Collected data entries
_ _ _ _

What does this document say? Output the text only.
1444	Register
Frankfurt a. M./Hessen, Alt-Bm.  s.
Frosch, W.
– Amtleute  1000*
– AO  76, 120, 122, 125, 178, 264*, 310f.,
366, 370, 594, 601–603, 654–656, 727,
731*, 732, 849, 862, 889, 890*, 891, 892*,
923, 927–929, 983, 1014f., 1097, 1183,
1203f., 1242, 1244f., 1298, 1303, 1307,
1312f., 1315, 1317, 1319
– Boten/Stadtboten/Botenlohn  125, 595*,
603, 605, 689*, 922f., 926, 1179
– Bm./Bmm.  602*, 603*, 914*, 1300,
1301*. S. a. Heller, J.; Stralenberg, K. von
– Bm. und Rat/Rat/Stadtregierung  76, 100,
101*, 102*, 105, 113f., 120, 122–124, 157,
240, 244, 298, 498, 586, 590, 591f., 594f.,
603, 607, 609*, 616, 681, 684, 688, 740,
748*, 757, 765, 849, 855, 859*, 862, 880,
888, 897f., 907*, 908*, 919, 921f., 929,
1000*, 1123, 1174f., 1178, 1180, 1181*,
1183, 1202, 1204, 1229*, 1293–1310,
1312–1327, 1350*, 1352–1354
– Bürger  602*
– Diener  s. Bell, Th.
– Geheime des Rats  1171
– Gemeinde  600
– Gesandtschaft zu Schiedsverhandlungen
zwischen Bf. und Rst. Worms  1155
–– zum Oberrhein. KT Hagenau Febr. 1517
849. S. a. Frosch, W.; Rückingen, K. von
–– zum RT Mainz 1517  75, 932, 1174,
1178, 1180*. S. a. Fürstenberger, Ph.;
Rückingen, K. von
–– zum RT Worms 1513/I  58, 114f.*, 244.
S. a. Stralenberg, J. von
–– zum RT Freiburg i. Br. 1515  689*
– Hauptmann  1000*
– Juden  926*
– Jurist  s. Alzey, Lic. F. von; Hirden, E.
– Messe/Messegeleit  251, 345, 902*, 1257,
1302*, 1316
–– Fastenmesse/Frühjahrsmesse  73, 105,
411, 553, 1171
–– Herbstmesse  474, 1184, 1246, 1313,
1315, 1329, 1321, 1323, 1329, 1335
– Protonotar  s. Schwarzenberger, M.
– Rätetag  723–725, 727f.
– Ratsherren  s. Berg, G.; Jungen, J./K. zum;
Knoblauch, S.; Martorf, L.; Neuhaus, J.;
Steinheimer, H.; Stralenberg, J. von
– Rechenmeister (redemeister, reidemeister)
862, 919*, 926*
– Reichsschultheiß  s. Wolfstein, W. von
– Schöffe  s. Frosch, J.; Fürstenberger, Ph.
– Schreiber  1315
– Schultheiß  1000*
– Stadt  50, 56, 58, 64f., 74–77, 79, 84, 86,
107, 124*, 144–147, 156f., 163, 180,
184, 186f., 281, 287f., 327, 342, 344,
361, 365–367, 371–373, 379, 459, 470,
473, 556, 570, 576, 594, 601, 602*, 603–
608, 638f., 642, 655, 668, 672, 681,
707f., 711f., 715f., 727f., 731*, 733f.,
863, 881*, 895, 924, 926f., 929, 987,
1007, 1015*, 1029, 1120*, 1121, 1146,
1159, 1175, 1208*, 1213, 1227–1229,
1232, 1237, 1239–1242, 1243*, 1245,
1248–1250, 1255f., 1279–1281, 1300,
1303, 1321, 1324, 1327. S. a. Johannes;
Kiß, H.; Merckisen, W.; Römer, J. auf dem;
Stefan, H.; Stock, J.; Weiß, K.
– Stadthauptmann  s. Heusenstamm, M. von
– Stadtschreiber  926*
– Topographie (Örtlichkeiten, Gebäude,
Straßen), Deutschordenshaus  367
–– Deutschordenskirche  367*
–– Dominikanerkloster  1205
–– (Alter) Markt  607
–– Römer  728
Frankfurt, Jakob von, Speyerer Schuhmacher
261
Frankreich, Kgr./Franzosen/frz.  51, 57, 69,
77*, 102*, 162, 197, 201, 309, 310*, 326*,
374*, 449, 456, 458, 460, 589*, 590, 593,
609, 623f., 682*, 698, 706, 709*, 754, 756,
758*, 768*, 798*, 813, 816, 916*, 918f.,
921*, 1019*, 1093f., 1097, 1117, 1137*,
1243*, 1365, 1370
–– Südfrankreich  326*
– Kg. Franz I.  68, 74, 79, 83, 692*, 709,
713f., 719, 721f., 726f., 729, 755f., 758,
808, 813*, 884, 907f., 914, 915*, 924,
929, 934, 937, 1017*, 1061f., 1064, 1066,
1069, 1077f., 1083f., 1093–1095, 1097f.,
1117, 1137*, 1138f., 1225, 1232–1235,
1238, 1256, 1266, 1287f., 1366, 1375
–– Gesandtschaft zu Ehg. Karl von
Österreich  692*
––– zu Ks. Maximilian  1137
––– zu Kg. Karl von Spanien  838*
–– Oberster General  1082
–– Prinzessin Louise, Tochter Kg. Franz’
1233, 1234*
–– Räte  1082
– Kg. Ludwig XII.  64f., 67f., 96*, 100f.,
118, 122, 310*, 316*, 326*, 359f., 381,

_ _ _ _

**TASK PROMPT**
Send back all of the entries exactly, with nothing missing.

**SOLUTION FOR THIS PROBLEM**
What does this document say? Output the text only.
1444	Register
Frankfurt a. M./Hessen, Alt-Bm.  s.
Frosch, W.
– Amtleute  1000*
– AO  76, 120, 122, 125, 178, 264*, 310f.,
366, 370, 594, 601–603, 654–656, 727,
731*, 732, 849, 862, 889, 890*, 891, 892*,
923, 927–929, 983, 1014f., 1097, 1183,
1203f., 1242, 1244f., 1298, 1303, 1307,
1312f., 1315, 1317, 1319
– Boten/Stadtboten/Botenlohn  125, 595*,
603, 605, 689*, 922f., 926, 1179
– Bm./Bmm.  602*, 603*, 914*, 1300,
1301*. S. a. Heller, J.; Stralenberg, K. von
– Bm. und Rat/Rat/Stadtregierung  76, 100,
101*, 102*, 105, 113f., 120, 122–124, 157,
240, 244, 298, 498, 586, 590, 591f., 594f.,
603, 607, 609*, 616, 681, 684, 688, 740,
748*, 757, 765, 849, 855, 859*, 862, 880,
888, 897f., 907*, 908*, 919, 921f., 929,
1000*, 1123, 1174f., 1178, 1180, 1181*,
1183, 1202, 1204, 1229*, 1293–1310,
1312–1327, 1350*, 1352–1354
– Bürger  602*
– Diener  s. Bell, Th.
– Geheime des Rats  1171
– Gemeinde  600
– Gesandtschaft zu Schiedsverhandlungen
zwischen Bf. und Rst. Worms  1155
–– zum Oberrhein. KT Hagenau Febr. 1517
849. S. a. Frosch, W.; Rückingen, K. von
–– zum RT Mainz 1517  75, 932, 1174,
1178, 1180*. S. a. Fürstenberger, Ph.;
Rückingen, K. von
–– zum RT Worms 1513/I  58, 114f.*, 244.
S. a. Stralenberg, J. von
–– zum RT Freiburg i. Br. 1515  689*
– Hauptmann  1000*
– Juden  926*
– Jurist  s. Alzey, Lic. F. von; Hirden, E.
– Messe/Messegeleit  251, 345, 902*, 1257,
1302*, 1316
–– Fastenmesse/Frühjahrsmesse  73, 105,
411, 553, 1171
–– Herbstmesse  474, 1184, 1246, 1313,
1315, 1329, 1321, 1323, 1329, 1335
– Protonotar  s. Schwarzenberger, M.
– Rätetag  723–725, 727f.
– Ratsherren  s. Berg, G.; Jungen, J./K. zum;
Knoblauch, S.; Martorf, L.; Neuhaus, J.;
Steinheimer, H.; Stralenberg, J. von
– Rechenmeister (redemeister, reidemeister)
862, 919*, 926*
– Reichsschultheiß  s. Wolfstein, W. von
– Schöffe  s. Frosch, J.; Fürstenberger, Ph.
– Schreiber  1315
– Schultheiß  1000*
– Stadt  50, 56, 58, 64f., 74–77, 79, 84, 86,
107, 124*, 144–147, 156f., 163, 180,
184, 186f., 281, 287f., 327, 342, 344,
361, 365–367, 371–373, 379, 459, 470,
473, 556, 570, 576, 594, 601, 602*, 603–
608, 638f., 642, 655, 668, 672, 681,
707f., 711f., 715f., 727f., 731*, 733f.,
863, 881*, 895, 924, 926f., 929, 987,
1007, 1015*, 1029, 1120*, 1121, 1146,
1159, 1175, 1208*, 1213, 1227–1229,
1232, 1237, 1239–1242, 1243*, 1245,
1248–1250, 1255f., 1279–1281, 1300,
1303, 1321, 1324, 1327. S. a. Johannes;
Kiß, H.; Merckisen, W.; Römer, J. auf dem;
Stefan, H.; Stock, J.; Weiß, K.
– Stadthauptmann  s. Heusenstamm, M. von
– Stadtschreiber  926*
– Topographie (Örtlichkeiten, Gebäude,
Straßen), Deutschordenshaus  367
–– Deutschordenskirche  367*
–– Dominikanerkloster  1205
–– (Alter) Markt  607
–– Römer  728
Frankfurt, Jakob von, Speyerer Schuhmacher
261
Frankreich, Kgr./Franzosen/frz.  51, 57, 69,
77*, 102*, 162, 197, 201, 309, 310*, 326*,
374*, 449, 456, 458, 460, 589*, 590, 593,
609, 623f., 682*, 698, 706, 709*, 754, 756,
758*, 768*, 798*, 813, 816, 916*, 918f.,
921*, 1019*, 1093f., 1097, 1117, 1137*,
1243*, 1365, 1370
–– Südfrankreich  326*
– Kg. Franz I.  68, 74, 79, 83, 692*, 709,
713f., 719, 721f., 726f., 729, 755f., 758,
808, 813*, 884, 907f., 914, 915*, 924,
929, 934, 937, 1017*, 1061f., 1064, 1066,
1069, 1077f., 1083f., 1093–1095, 1097f.,
1117, 1137*, 1138f., 1225, 1232–1235,
1238, 1256, 1266, 1287f., 1366, 1375
–– Gesandtschaft zu Ehg. Karl von
Österreich  692*
––– zu Ks. Maximilian  1137
––– zu Kg. Karl von Spanien  838*
–– Oberster General  1082
–– Prinzessin Louise, Tochter Kg. Franz’
1233, 1234*
–– Räte  1082
– Kg. Ludwig XII.  64f., 67f., 96*, 100f.,
118, 122, 310*, 316*, 326*, 359f., 381,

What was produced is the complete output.